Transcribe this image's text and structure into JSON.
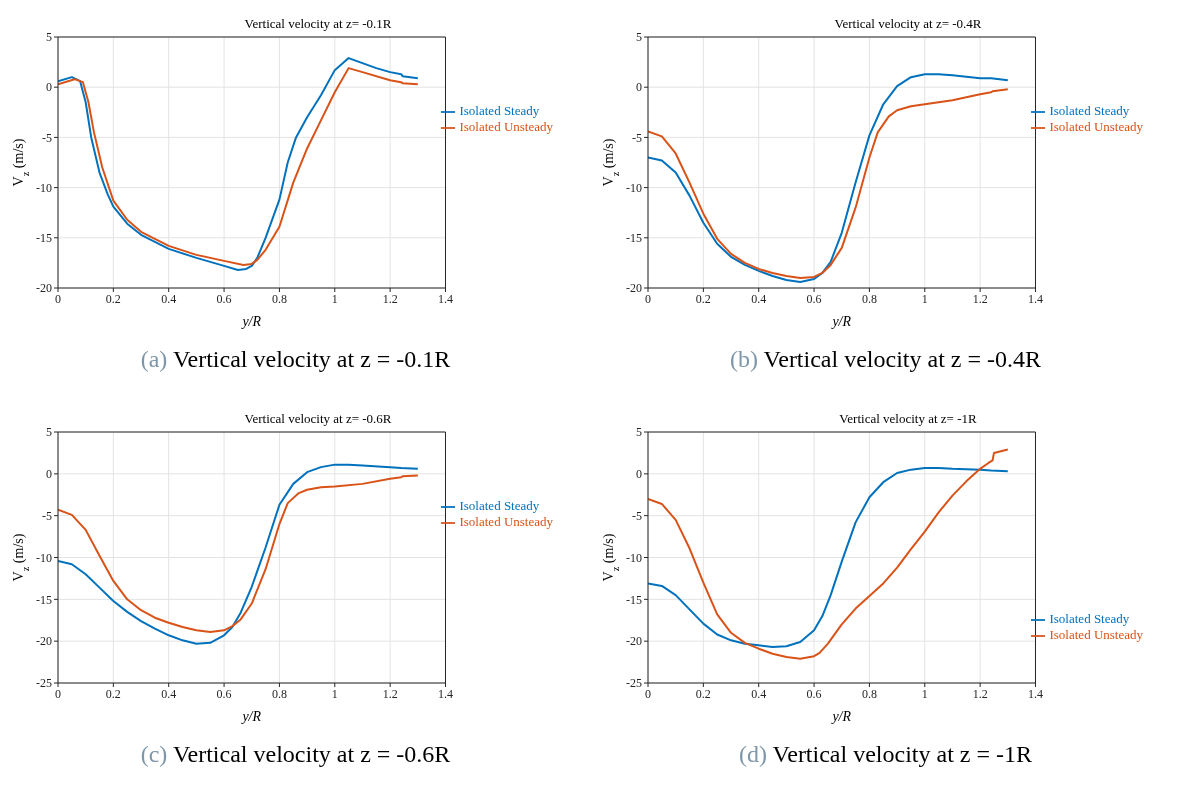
{
  "chart_data": [
    {
      "type": "line",
      "title": "Vertical velocity at z= -0.1R",
      "xlabel": "y/R",
      "ylabel": "V$_{z}$ (m/s)",
      "annotations": [
        "(a) Vertical velocity at z = -0.1R"
      ],
      "xlim": [
        0,
        1.4
      ],
      "xticks": [
        0,
        0.2,
        0.4,
        0.6,
        0.8,
        1,
        1.2,
        1.4
      ],
      "ylim": [
        -20,
        5
      ],
      "yticks": [
        -20,
        -15,
        -10,
        -5,
        0,
        5
      ],
      "grid": true,
      "legend": "right",
      "line_style": "solid",
      "marker": "none",
      "series": [
        {
          "name": "Isolated Steady",
          "color": "#0072bd",
          "x": [
            0,
            0.05,
            0.08,
            0.1,
            0.12,
            0.15,
            0.18,
            0.2,
            0.25,
            0.3,
            0.4,
            0.5,
            0.6,
            0.65,
            0.68,
            0.7,
            0.72,
            0.75,
            0.8,
            0.83,
            0.86,
            0.9,
            0.95,
            1.0,
            1.05,
            1.1,
            1.15,
            1.2,
            1.24,
            1.245,
            1.3
          ],
          "values": [
            0.6,
            1.0,
            0.6,
            -1.5,
            -5,
            -8.5,
            -10.7,
            -11.9,
            -13.6,
            -14.7,
            -16.1,
            -17,
            -17.8,
            -18.2,
            -18.1,
            -17.8,
            -17,
            -15,
            -11.2,
            -7.5,
            -5,
            -3,
            -0.8,
            1.7,
            2.9,
            2.4,
            1.9,
            1.5,
            1.3,
            1.1,
            0.9
          ]
        },
        {
          "name": "Isolated Unsteady",
          "color": "#d95319",
          "x": [
            0,
            0.06,
            0.09,
            0.11,
            0.13,
            0.16,
            0.2,
            0.25,
            0.3,
            0.4,
            0.5,
            0.6,
            0.67,
            0.7,
            0.72,
            0.75,
            0.8,
            0.85,
            0.9,
            0.95,
            1.0,
            1.05,
            1.1,
            1.2,
            1.24,
            1.245,
            1.3
          ],
          "values": [
            0.3,
            0.8,
            0.5,
            -1.5,
            -4.5,
            -8,
            -11.3,
            -13.2,
            -14.4,
            -15.8,
            -16.7,
            -17.3,
            -17.7,
            -17.6,
            -17.2,
            -16.2,
            -13.9,
            -9.5,
            -6.1,
            -3.3,
            -0.5,
            1.9,
            1.5,
            0.7,
            0.5,
            0.4,
            0.3
          ]
        }
      ]
    },
    {
      "type": "line",
      "title": "Vertical velocity at z= -0.4R",
      "xlabel": "y/R",
      "ylabel": "V$_{z}$ (m/s)",
      "annotations": [
        "(b) Vertical velocity at z = -0.4R"
      ],
      "xlim": [
        0,
        1.4
      ],
      "xticks": [
        0,
        0.2,
        0.4,
        0.6,
        0.8,
        1,
        1.2,
        1.4
      ],
      "ylim": [
        -20,
        5
      ],
      "yticks": [
        -20,
        -15,
        -10,
        -5,
        0,
        5
      ],
      "grid": true,
      "legend": "right",
      "line_style": "solid",
      "marker": "none",
      "series": [
        {
          "name": "Isolated Steady",
          "color": "#0072bd",
          "x": [
            0,
            0.05,
            0.1,
            0.15,
            0.2,
            0.25,
            0.3,
            0.35,
            0.4,
            0.45,
            0.5,
            0.55,
            0.6,
            0.63,
            0.66,
            0.7,
            0.75,
            0.8,
            0.85,
            0.9,
            0.95,
            1.0,
            1.05,
            1.1,
            1.2,
            1.24,
            1.3
          ],
          "values": [
            -7.0,
            -7.3,
            -8.5,
            -10.8,
            -13.5,
            -15.6,
            -16.9,
            -17.7,
            -18.3,
            -18.8,
            -19.2,
            -19.4,
            -19.1,
            -18.5,
            -17.4,
            -14.5,
            -9.5,
            -4.8,
            -1.7,
            0.1,
            1,
            1.3,
            1.3,
            1.2,
            0.9,
            0.9,
            0.7
          ]
        },
        {
          "name": "Isolated Unsteady",
          "color": "#d95319",
          "x": [
            0,
            0.05,
            0.1,
            0.15,
            0.2,
            0.25,
            0.3,
            0.35,
            0.4,
            0.45,
            0.5,
            0.55,
            0.6,
            0.63,
            0.66,
            0.7,
            0.75,
            0.8,
            0.83,
            0.87,
            0.9,
            0.95,
            1.0,
            1.1,
            1.2,
            1.24,
            1.245,
            1.3
          ],
          "values": [
            -4.4,
            -4.9,
            -6.6,
            -9.5,
            -12.6,
            -15.1,
            -16.6,
            -17.5,
            -18.1,
            -18.5,
            -18.8,
            -19.0,
            -18.9,
            -18.5,
            -17.7,
            -16,
            -12,
            -7,
            -4.5,
            -2.9,
            -2.3,
            -1.9,
            -1.7,
            -1.3,
            -0.7,
            -0.5,
            -0.4,
            -0.2
          ]
        }
      ]
    },
    {
      "type": "line",
      "title": "Vertical velocity at z= -0.6R",
      "xlabel": "y/R",
      "ylabel": "V$_{z}$ (m/s)",
      "annotations": [
        "(c) Vertical velocity at z = -0.6R"
      ],
      "xlim": [
        0,
        1.4
      ],
      "xticks": [
        0,
        0.2,
        0.4,
        0.6,
        0.8,
        1,
        1.2,
        1.4
      ],
      "ylim": [
        -25,
        5
      ],
      "yticks": [
        -25,
        -20,
        -15,
        -10,
        -5,
        0,
        5
      ],
      "grid": true,
      "legend": "right",
      "line_style": "solid",
      "marker": "none",
      "series": [
        {
          "name": "Isolated Steady",
          "color": "#0072bd",
          "x": [
            0,
            0.05,
            0.1,
            0.15,
            0.2,
            0.25,
            0.3,
            0.35,
            0.4,
            0.45,
            0.5,
            0.55,
            0.6,
            0.63,
            0.66,
            0.7,
            0.75,
            0.8,
            0.85,
            0.9,
            0.95,
            1.0,
            1.05,
            1.1,
            1.2,
            1.24,
            1.3
          ],
          "values": [
            -10.4,
            -10.8,
            -12,
            -13.6,
            -15.2,
            -16.5,
            -17.6,
            -18.5,
            -19.3,
            -19.9,
            -20.3,
            -20.2,
            -19.3,
            -18.3,
            -16.6,
            -13.5,
            -8.8,
            -3.7,
            -1.2,
            0.2,
            0.8,
            1.1,
            1.1,
            1.0,
            0.8,
            0.7,
            0.6
          ]
        },
        {
          "name": "Isolated Unsteady",
          "color": "#d95319",
          "x": [
            0,
            0.05,
            0.1,
            0.15,
            0.2,
            0.25,
            0.3,
            0.35,
            0.4,
            0.45,
            0.5,
            0.55,
            0.6,
            0.63,
            0.66,
            0.7,
            0.75,
            0.8,
            0.83,
            0.87,
            0.9,
            0.95,
            1.0,
            1.1,
            1.2,
            1.24,
            1.245,
            1.3
          ],
          "values": [
            -4.3,
            -4.9,
            -6.7,
            -9.8,
            -12.8,
            -15,
            -16.3,
            -17.2,
            -17.8,
            -18.3,
            -18.7,
            -18.9,
            -18.7,
            -18.2,
            -17.4,
            -15.5,
            -11.4,
            -6,
            -3.5,
            -2.3,
            -1.9,
            -1.6,
            -1.5,
            -1.2,
            -0.6,
            -0.4,
            -0.3,
            -0.2
          ]
        }
      ]
    },
    {
      "type": "line",
      "title": "Vertical velocity at z= -1R",
      "xlabel": "y/R",
      "ylabel": "V$_{z}$ (m/s)",
      "annotations": [
        "(d) Vertical velocity at z = -1R"
      ],
      "xlim": [
        0,
        1.4
      ],
      "xticks": [
        0,
        0.2,
        0.4,
        0.6,
        0.8,
        1,
        1.2,
        1.4
      ],
      "ylim": [
        -25,
        5
      ],
      "yticks": [
        -25,
        -20,
        -15,
        -10,
        -5,
        0,
        5
      ],
      "grid": true,
      "legend": "bottom right",
      "line_style": "solid",
      "marker": "none",
      "series": [
        {
          "name": "Isolated Steady",
          "color": "#0072bd",
          "x": [
            0,
            0.05,
            0.1,
            0.15,
            0.2,
            0.25,
            0.3,
            0.35,
            0.4,
            0.45,
            0.5,
            0.55,
            0.6,
            0.63,
            0.66,
            0.7,
            0.75,
            0.8,
            0.85,
            0.9,
            0.95,
            1.0,
            1.05,
            1.1,
            1.2,
            1.24,
            1.3
          ],
          "values": [
            -13.1,
            -13.4,
            -14.5,
            -16.2,
            -17.9,
            -19.2,
            -19.9,
            -20.3,
            -20.5,
            -20.7,
            -20.6,
            -20.1,
            -18.7,
            -17.0,
            -14.5,
            -10.5,
            -5.8,
            -2.8,
            -1,
            0.1,
            0.5,
            0.7,
            0.7,
            0.6,
            0.5,
            0.4,
            0.3
          ]
        },
        {
          "name": "Isolated Unsteady",
          "color": "#d95319",
          "x": [
            0,
            0.05,
            0.1,
            0.15,
            0.2,
            0.25,
            0.3,
            0.35,
            0.4,
            0.45,
            0.5,
            0.55,
            0.6,
            0.62,
            0.65,
            0.7,
            0.75,
            0.8,
            0.85,
            0.9,
            0.95,
            1.0,
            1.05,
            1.1,
            1.15,
            1.2,
            1.23,
            1.245,
            1.25,
            1.3
          ],
          "values": [
            -3.0,
            -3.6,
            -5.5,
            -8.9,
            -13,
            -16.8,
            -19,
            -20.2,
            -20.9,
            -21.5,
            -21.9,
            -22.1,
            -21.8,
            -21.4,
            -20.3,
            -18,
            -16.1,
            -14.6,
            -13.1,
            -11.2,
            -9.0,
            -6.9,
            -4.6,
            -2.6,
            -0.9,
            0.6,
            1.3,
            1.6,
            2.5,
            2.9
          ]
        }
      ]
    }
  ]
}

------------------------------------------------------------

Identify the lines of the entries containing the string "Vertical". Copy each such line.

### In response
      "title": "Vertical velocity at z= -0.1R",
        "(a) Vertical velocity at z = -0.1R"
      "title": "Vertical velocity at z= -0.4R",
        "(b) Vertical velocity at z = -0.4R"
      "title": "Vertical velocity at z= -0.6R",
        "(c) Vertical velocity at z = -0.6R"
      "title": "Vertical velocity at z= -1R",
        "(d) Vertical velocity at z = -1R"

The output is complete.